* **Records for this exercise**
^^^^

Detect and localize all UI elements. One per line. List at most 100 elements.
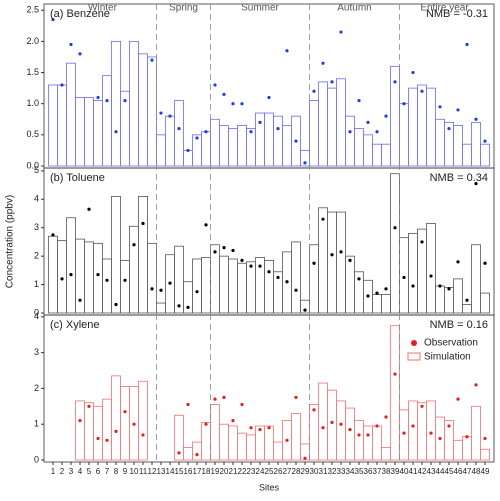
dot xyxy=(195,290,199,294)
dot xyxy=(483,436,487,441)
dot xyxy=(312,89,316,93)
bar xyxy=(327,87,337,167)
dot xyxy=(276,275,280,280)
bar xyxy=(408,232,418,314)
bar xyxy=(336,78,346,167)
dot xyxy=(357,433,361,437)
dot xyxy=(420,240,424,244)
bar xyxy=(111,196,121,314)
dot xyxy=(375,291,379,295)
dot xyxy=(384,287,388,291)
dot xyxy=(249,264,253,268)
bar xyxy=(399,409,409,461)
dot xyxy=(321,217,325,221)
bar xyxy=(219,255,229,314)
bar xyxy=(462,436,472,461)
dot xyxy=(321,61,325,65)
dot xyxy=(195,136,199,140)
dot xyxy=(87,207,91,211)
dot xyxy=(366,294,370,298)
dot xyxy=(240,402,244,407)
bar xyxy=(138,380,148,461)
bar xyxy=(183,150,193,167)
dot xyxy=(267,426,271,430)
dot xyxy=(123,278,127,282)
bar xyxy=(147,56,157,167)
bar xyxy=(327,389,337,461)
dot xyxy=(456,397,460,401)
dot xyxy=(231,419,235,423)
bar xyxy=(102,258,112,314)
dot xyxy=(294,139,298,143)
bar xyxy=(75,97,85,167)
y-tick-label: 4 xyxy=(34,194,39,204)
dot xyxy=(348,258,352,263)
bar xyxy=(426,400,436,461)
bar xyxy=(318,81,328,167)
dot xyxy=(51,233,55,237)
y-tick-label: 4 xyxy=(34,311,39,321)
y-tick-label: 3 xyxy=(34,347,39,357)
y-tick-label: 5 xyxy=(34,165,39,175)
bar xyxy=(48,235,58,314)
bar xyxy=(120,90,130,167)
dot xyxy=(150,287,154,291)
x-tick-label: 46 xyxy=(454,467,463,476)
dot xyxy=(96,95,100,100)
dot xyxy=(186,402,190,407)
bar xyxy=(201,422,211,461)
bar xyxy=(111,40,121,167)
x-tick-label: 25 xyxy=(265,467,274,476)
x-tick-label: 44 xyxy=(436,467,445,476)
bar xyxy=(480,448,490,461)
dot xyxy=(150,58,154,62)
dot xyxy=(213,250,217,254)
dot xyxy=(123,98,127,103)
dot xyxy=(483,139,487,143)
dot xyxy=(240,258,244,263)
x-tick-label: 3 xyxy=(69,467,74,476)
legend-dot xyxy=(411,340,417,346)
bar xyxy=(201,257,211,314)
dot xyxy=(348,130,352,134)
dot xyxy=(402,275,406,280)
bar xyxy=(462,143,472,167)
bar xyxy=(453,278,463,314)
dot xyxy=(366,433,370,437)
x-tick-label: 49 xyxy=(481,467,490,476)
bar xyxy=(192,441,202,461)
x-tick-label: 15 xyxy=(175,467,184,476)
x-tick-label: 34 xyxy=(346,467,355,476)
y-tick-label: 2 xyxy=(34,383,39,393)
x-tick-label: 36 xyxy=(364,467,373,476)
dot xyxy=(411,284,415,288)
bar xyxy=(390,325,400,461)
bar xyxy=(327,211,337,314)
bar xyxy=(372,294,382,314)
dot xyxy=(474,182,478,186)
dot xyxy=(312,261,316,265)
bar xyxy=(471,244,481,314)
bar xyxy=(345,407,355,461)
dot xyxy=(96,273,100,277)
bar xyxy=(84,402,94,461)
x-tick-label: 22 xyxy=(238,467,247,476)
dot xyxy=(366,120,370,124)
dot xyxy=(240,102,244,106)
season-label: Spring xyxy=(169,3,198,14)
bar xyxy=(246,128,256,167)
bar xyxy=(372,143,382,167)
dot xyxy=(222,92,226,96)
bar xyxy=(66,62,76,167)
dot xyxy=(393,372,397,376)
dot xyxy=(114,302,118,307)
x-tick-label: 42 xyxy=(418,467,427,476)
dot xyxy=(204,130,208,134)
dot xyxy=(168,281,172,285)
bar xyxy=(435,118,445,167)
bar xyxy=(246,434,256,461)
x-tick-label: 11 xyxy=(139,467,148,476)
dot xyxy=(330,420,334,425)
bar xyxy=(426,87,436,167)
x-tick-label: 28 xyxy=(292,467,301,476)
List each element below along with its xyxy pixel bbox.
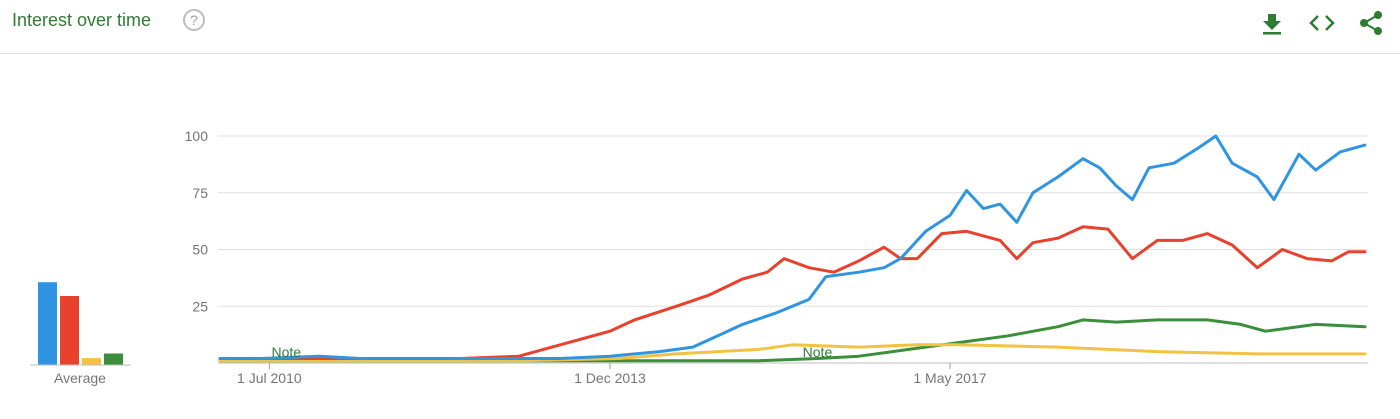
chart-grid bbox=[218, 135, 1368, 364]
x-tick-label: 1 May 2017 bbox=[913, 370, 986, 386]
average-panel: Average bbox=[30, 282, 131, 386]
download-icon[interactable] bbox=[1257, 8, 1287, 38]
y-tick-label: 25 bbox=[192, 298, 208, 314]
average-bar bbox=[104, 353, 123, 365]
y-axis-ticks: 25 50 75 100 bbox=[185, 128, 209, 314]
note-annotation[interactable]: Note bbox=[271, 344, 301, 360]
average-label: Average bbox=[54, 370, 106, 386]
share-icon[interactable] bbox=[1356, 8, 1386, 38]
y-tick-label: 50 bbox=[192, 242, 208, 258]
help-icon[interactable]: ? bbox=[183, 9, 205, 31]
series-line-3 bbox=[218, 318, 1367, 363]
series-line-1 bbox=[218, 225, 1367, 360]
x-axis-ticks: 1 Jul 2010 1 Dec 2013 1 May 2017 bbox=[237, 363, 987, 386]
series-line-0 bbox=[218, 134, 1367, 360]
chart-header: Interest over time ? bbox=[0, 0, 1400, 54]
x-tick-label: 1 Dec 2013 bbox=[574, 370, 646, 386]
chart-series bbox=[218, 134, 1367, 363]
average-bar bbox=[38, 282, 57, 365]
chart-annotations: Note Note bbox=[271, 344, 832, 360]
y-tick-label: 75 bbox=[192, 185, 208, 201]
embed-code-icon[interactable] bbox=[1307, 8, 1337, 38]
average-bar bbox=[82, 358, 101, 365]
series-line-2 bbox=[218, 343, 1367, 363]
average-bar bbox=[60, 296, 79, 365]
x-tick-label: 1 Jul 2010 bbox=[237, 370, 302, 386]
chart-title: Interest over time bbox=[12, 10, 152, 30]
y-tick-label: 100 bbox=[185, 128, 209, 144]
note-annotation[interactable]: Note bbox=[803, 344, 833, 360]
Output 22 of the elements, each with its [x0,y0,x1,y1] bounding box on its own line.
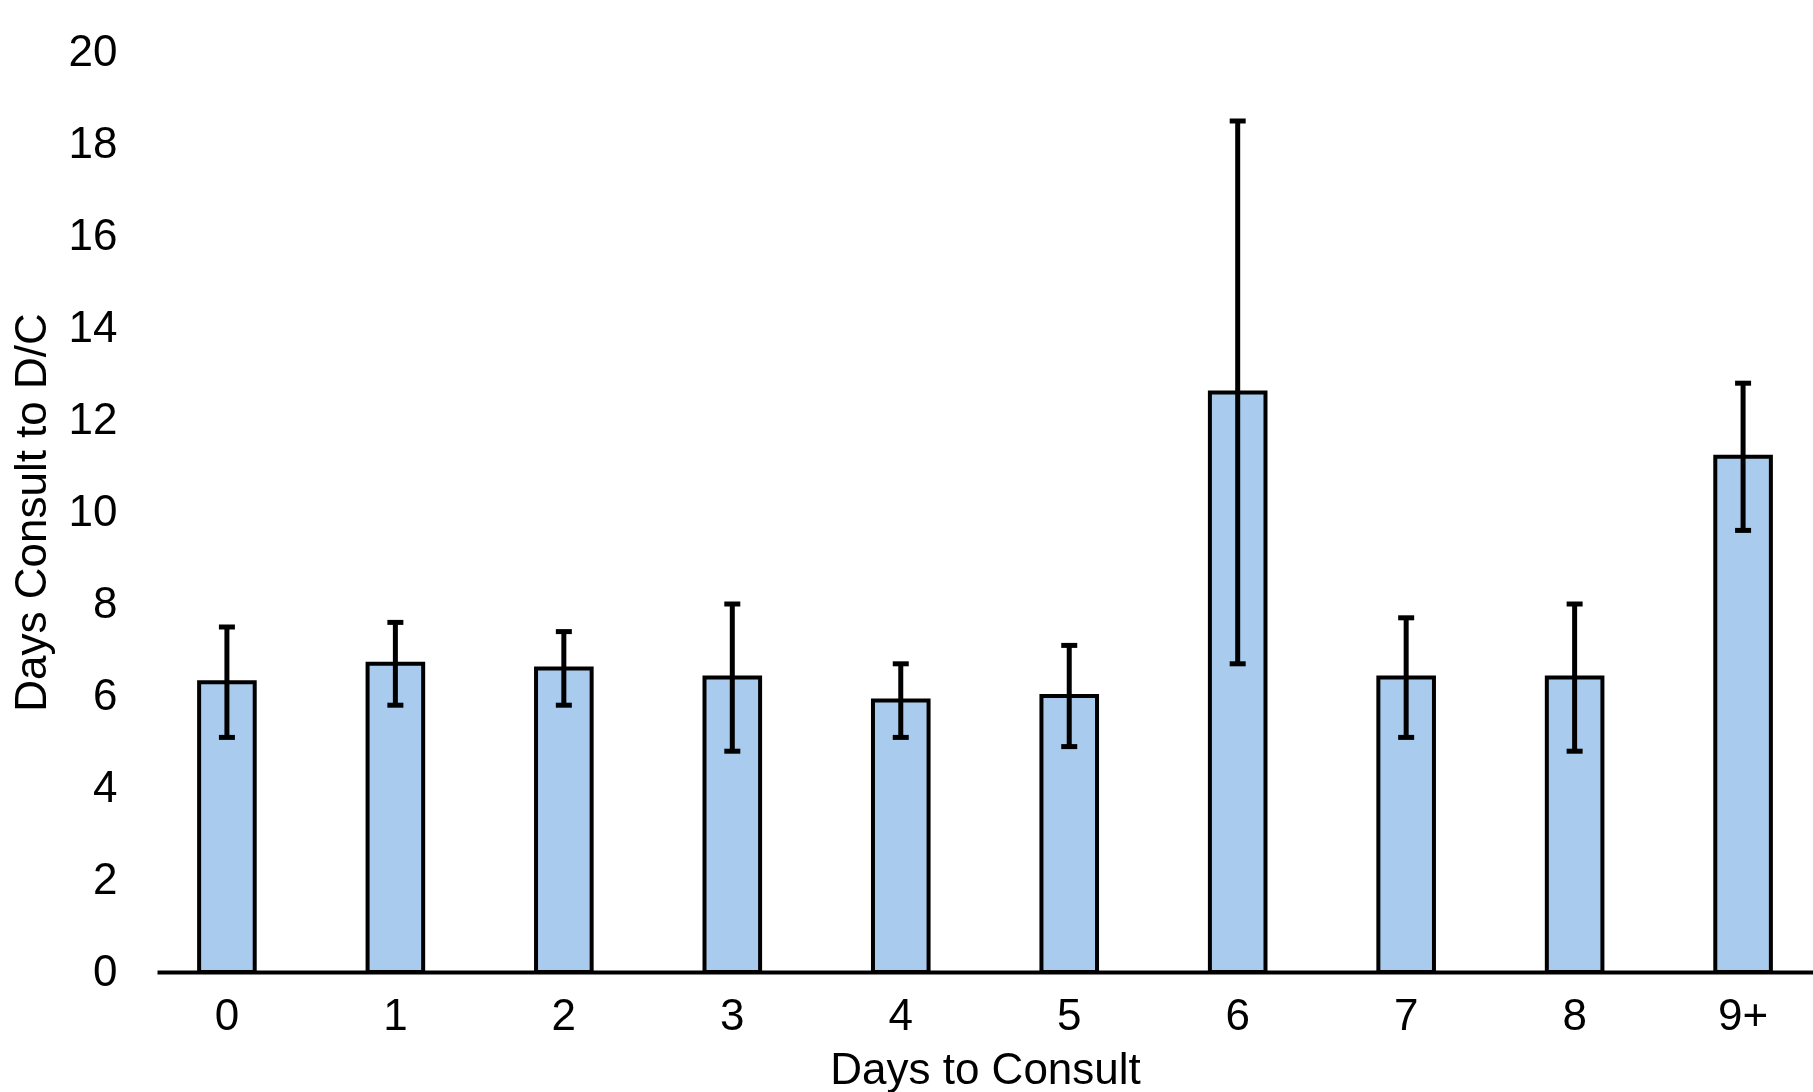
y-tick-label: 20 [68,25,118,75]
y-tick-label: 16 [68,209,118,259]
y-tick-label: 0 [93,945,118,995]
y-axis-title: Days Consult to D/C [5,313,55,712]
y-tick-label: 8 [93,577,118,627]
y-tick-label: 6 [93,669,118,719]
x-tick-label: 8 [1562,989,1587,1039]
y-tick-label: 14 [68,301,118,351]
y-tick-label: 2 [93,853,118,903]
x-tick-label: 6 [1225,989,1250,1039]
y-tick-label: 18 [68,117,118,167]
y-tick-label: 4 [93,761,118,811]
x-tick-label: 4 [888,989,914,1039]
x-tick-label: 9+ [1718,989,1769,1039]
x-tick-label: 3 [720,989,745,1039]
x-tick-label: 7 [1393,989,1419,1039]
y-tick-label: 10 [68,485,118,535]
x-tick-label: 1 [383,989,408,1039]
x-tick-label: 0 [214,989,240,1039]
y-tick-label: 12 [68,393,118,443]
x-tick-label: 2 [551,989,577,1039]
x-tick-label: 5 [1056,989,1082,1039]
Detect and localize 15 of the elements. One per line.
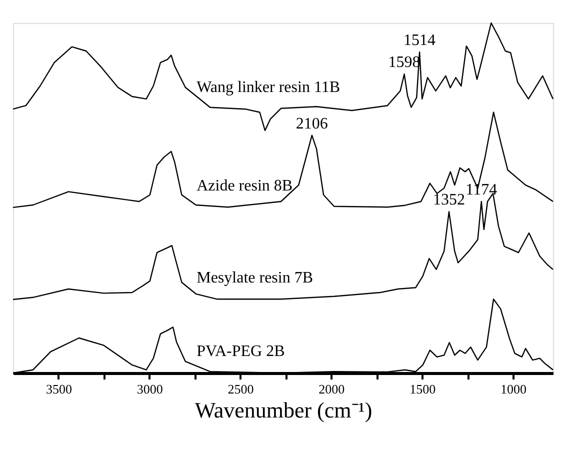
series-label: PVA-PEG 2B xyxy=(196,343,285,360)
x-tick-label: 3500 xyxy=(46,382,72,396)
annotation: 1174 xyxy=(466,182,498,198)
x-tick-label: 3000 xyxy=(136,382,163,396)
x-tick-label: 2000 xyxy=(318,382,345,396)
x-tick-label: 2500 xyxy=(228,382,254,396)
x-tick-label: 1500 xyxy=(410,382,436,396)
x-tick-label: 1000 xyxy=(500,382,526,396)
series-label: Wang linker resin 11B xyxy=(196,79,340,96)
x-axis-title: Wavenumber (cm⁻¹) xyxy=(194,398,372,422)
annotation: 2106 xyxy=(296,115,328,132)
series-label: Azide resin 8B xyxy=(196,177,293,194)
annotation: 1352 xyxy=(433,192,465,209)
annotation: 1514 xyxy=(404,32,436,50)
series-label: Mesylate resin 7B xyxy=(196,270,314,286)
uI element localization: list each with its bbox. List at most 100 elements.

^^^^

* **Instructions for the task**
Return the part that opens with the line containing "chart-grid bbox=[218, 135, 1368, 364]" and closes with the line containing "series-line-0 bbox=[218, 134, 1367, 360]", copied character for character with both end lines included.

* **Result below**
chart-grid bbox=[218, 135, 1368, 364]
x-tick-label: 1 May 2017 bbox=[913, 370, 986, 386]
average-panel: Average bbox=[30, 282, 131, 386]
download-icon[interactable] bbox=[1257, 8, 1287, 38]
y-tick-label: 25 bbox=[192, 298, 208, 314]
average-bar bbox=[104, 353, 123, 365]
y-axis-ticks: 25 50 75 100 bbox=[185, 128, 209, 314]
note-annotation[interactable]: Note bbox=[271, 344, 301, 360]
average-label: Average bbox=[54, 370, 106, 386]
share-icon[interactable] bbox=[1356, 8, 1386, 38]
y-tick-label: 50 bbox=[192, 242, 208, 258]
help-icon[interactable]: ? bbox=[183, 9, 205, 31]
series-line-3 bbox=[218, 318, 1367, 363]
series-line-1 bbox=[218, 225, 1367, 360]
x-axis-ticks: 1 Jul 2010 1 Dec 2013 1 May 2017 bbox=[237, 363, 987, 386]
series-line-0 bbox=[218, 134, 1367, 360]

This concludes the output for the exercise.